Return all lines that include the string "What".

__________

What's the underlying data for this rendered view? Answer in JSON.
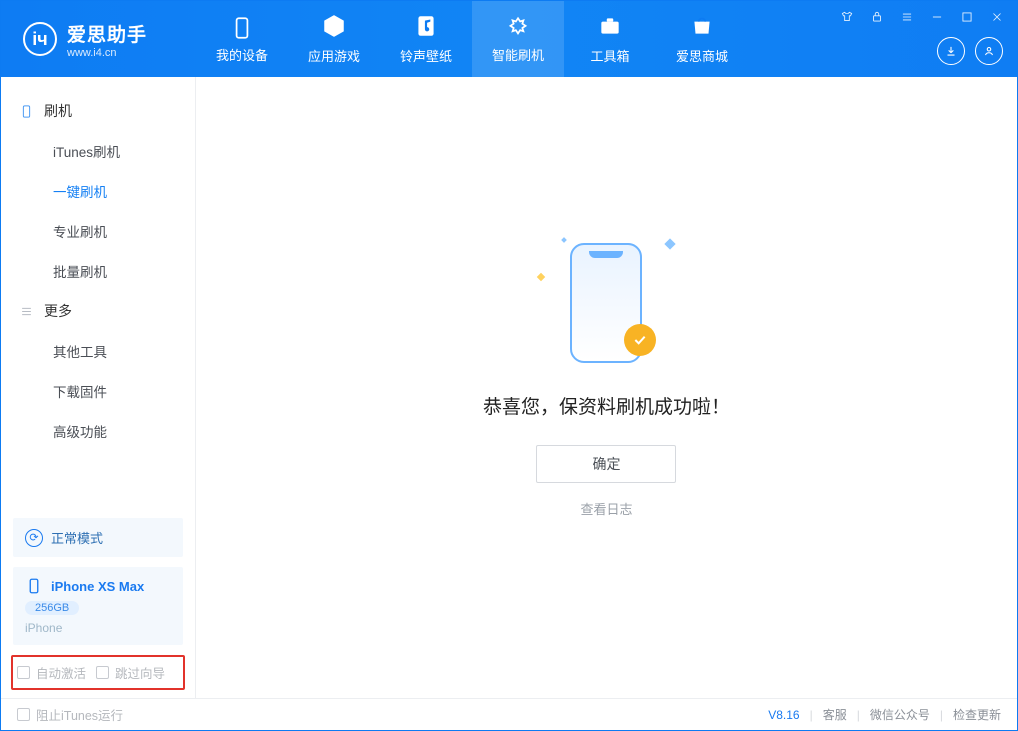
{
  "app": {
    "name": "爱思助手",
    "url": "www.i4.cn"
  },
  "tabs": {
    "device": "我的设备",
    "apps": "应用游戏",
    "ring": "铃声壁纸",
    "flash": "智能刷机",
    "toolbox": "工具箱",
    "store": "爱思商城"
  },
  "sidebar": {
    "group_flash": "刷机",
    "items_flash": {
      "itunes": "iTunes刷机",
      "oneclick": "一键刷机",
      "pro": "专业刷机",
      "batch": "批量刷机"
    },
    "group_more": "更多",
    "items_more": {
      "other": "其他工具",
      "firmware": "下载固件",
      "advanced": "高级功能"
    }
  },
  "device_card": {
    "mode": "正常模式",
    "name": "iPhone XS Max",
    "capacity": "256GB",
    "subtype": "iPhone"
  },
  "options": {
    "auto_activate": "自动激活",
    "skip_guide": "跳过向导"
  },
  "main": {
    "success": "恭喜您，保资料刷机成功啦！",
    "ok": "确定",
    "view_log": "查看日志"
  },
  "status": {
    "stop_itunes": "阻止iTunes运行",
    "version": "V8.16",
    "support": "客服",
    "wechat": "微信公众号",
    "update": "检查更新"
  }
}
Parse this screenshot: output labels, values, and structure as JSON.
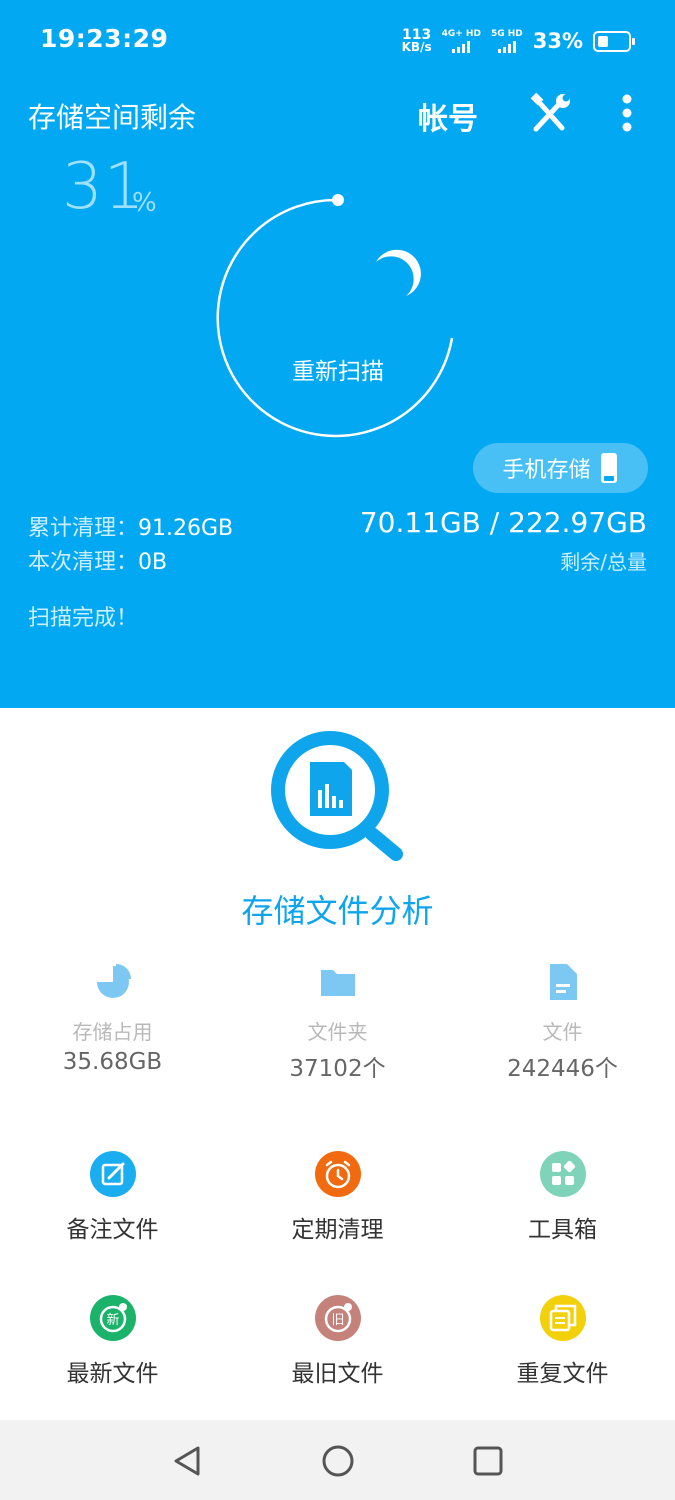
{
  "status_bar": {
    "time": "19:23:29",
    "net_speed_value": "113",
    "net_speed_unit": "KB/s",
    "sim1_label": "4G+ HD",
    "sim2_label": "5G HD",
    "battery": "33%"
  },
  "header": {
    "title": "存储空间剩余",
    "account_label": "帐号",
    "remaining_percent": "31",
    "percent_unit": "%",
    "rescan_label": "重新扫描",
    "storage_chip_label": "手机存储",
    "total_cleaned_label": "累计清理：",
    "total_cleaned_value": "91.26GB",
    "this_clean_label": "本次清理：",
    "this_clean_value": "0B",
    "capacity": "70.11GB / 222.97GB",
    "capacity_label": "剩余/总量",
    "scan_status": "扫描完成！",
    "bg_color": "#02a8f2"
  },
  "analysis": {
    "title": "存储文件分析",
    "metrics": [
      {
        "label": "存储占用",
        "value": "35.68GB",
        "icon": "pie-chart-icon"
      },
      {
        "label": "文件夹",
        "value": "37102个",
        "icon": "folder-icon"
      },
      {
        "label": "文件",
        "value": "242446个",
        "icon": "file-icon"
      }
    ]
  },
  "features": [
    {
      "label": "备注文件",
      "icon": "edit-note-icon",
      "color": "#1aaef0"
    },
    {
      "label": "定期清理",
      "icon": "alarm-clock-icon",
      "color": "#f26a0f"
    },
    {
      "label": "工具箱",
      "icon": "toolbox-grid-icon",
      "color": "#7fd3b8"
    },
    {
      "label": "最新文件",
      "icon": "new-badge-icon",
      "color": "#1bb36a"
    },
    {
      "label": "最旧文件",
      "icon": "old-badge-icon",
      "color": "#c4827a"
    },
    {
      "label": "重复文件",
      "icon": "duplicate-files-icon",
      "color": "#f2d10a"
    }
  ],
  "badges": {
    "new_char": "新",
    "old_char": "旧"
  }
}
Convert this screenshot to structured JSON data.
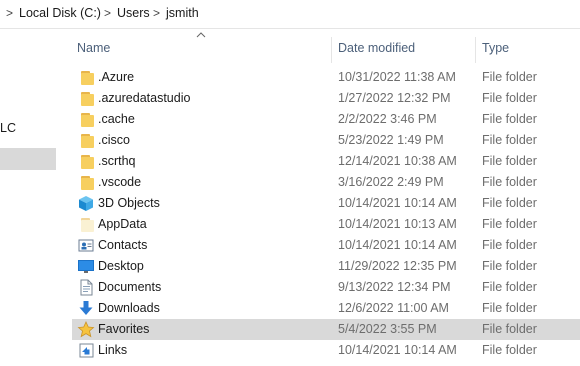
{
  "address_bar": {
    "separator": ">",
    "crumbs": [
      "Local Disk (C:)",
      "Users",
      "jsmith"
    ]
  },
  "nav_pane": {
    "partial_label": "LC"
  },
  "columns": {
    "name": "Name",
    "date_modified": "Date modified",
    "type": "Type"
  },
  "colors": {
    "folder": "#f7cf5f",
    "selection": "#d9d9d9",
    "header_text": "#4c607a"
  },
  "files": [
    {
      "name": ".Azure",
      "date": "10/31/2022 11:38 AM",
      "type": "File folder",
      "icon": "folder-icon"
    },
    {
      "name": ".azuredatastudio",
      "date": "1/27/2022 12:32 PM",
      "type": "File folder",
      "icon": "folder-icon"
    },
    {
      "name": ".cache",
      "date": "2/2/2022 3:46 PM",
      "type": "File folder",
      "icon": "folder-icon"
    },
    {
      "name": ".cisco",
      "date": "5/23/2022 1:49 PM",
      "type": "File folder",
      "icon": "folder-icon"
    },
    {
      "name": ".scrthq",
      "date": "12/14/2021 10:38 AM",
      "type": "File folder",
      "icon": "folder-icon"
    },
    {
      "name": ".vscode",
      "date": "3/16/2022 2:49 PM",
      "type": "File folder",
      "icon": "folder-icon"
    },
    {
      "name": "3D Objects",
      "date": "10/14/2021 10:14 AM",
      "type": "File folder",
      "icon": "3d-objects-icon"
    },
    {
      "name": "AppData",
      "date": "10/14/2021 10:13 AM",
      "type": "File folder",
      "icon": "appdata-folder-icon"
    },
    {
      "name": "Contacts",
      "date": "10/14/2021 10:14 AM",
      "type": "File folder",
      "icon": "contacts-icon"
    },
    {
      "name": "Desktop",
      "date": "11/29/2022 12:35 PM",
      "type": "File folder",
      "icon": "desktop-icon"
    },
    {
      "name": "Documents",
      "date": "9/13/2022 12:34 PM",
      "type": "File folder",
      "icon": "documents-icon"
    },
    {
      "name": "Downloads",
      "date": "12/6/2022 11:00 AM",
      "type": "File folder",
      "icon": "downloads-icon"
    },
    {
      "name": "Favorites",
      "date": "5/4/2022 3:55 PM",
      "type": "File folder",
      "icon": "favorites-star-icon",
      "selected": true
    },
    {
      "name": "Links",
      "date": "10/14/2021 10:14 AM",
      "type": "File folder",
      "icon": "links-icon"
    }
  ]
}
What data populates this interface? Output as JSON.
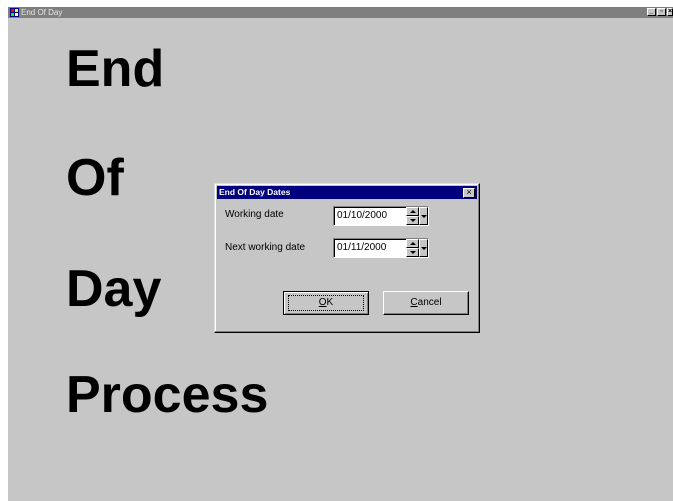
{
  "window": {
    "title": "End Of Day",
    "controls": {
      "minimize": "_",
      "maximize": "▫",
      "close": "×"
    }
  },
  "background_text": {
    "lines": [
      "End",
      "Of",
      "Day",
      "Process"
    ]
  },
  "dialog": {
    "title": "End Of Day Dates",
    "close": "×",
    "fields": [
      {
        "label": "Working date",
        "value": "01/10/2000"
      },
      {
        "label": "Next working date",
        "value": "01/11/2000"
      }
    ],
    "ok": {
      "mnemonic": "O",
      "rest": "K"
    },
    "cancel": {
      "mnemonic": "C",
      "rest": "ancel"
    }
  },
  "icons": {
    "app_icon": "app-icon",
    "spin_up": "arrow-up",
    "spin_down": "arrow-down",
    "dropdown": "chevron-down"
  },
  "colors": {
    "dialog_title_bg": "#00007f",
    "window_title_bg": "#7f7f7f",
    "face": "#c6c6c6"
  }
}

__________

• **Exercise output**:
What's the underlying data for this rendered view? Answer in JSON.
What data populates this interface? Output as JSON.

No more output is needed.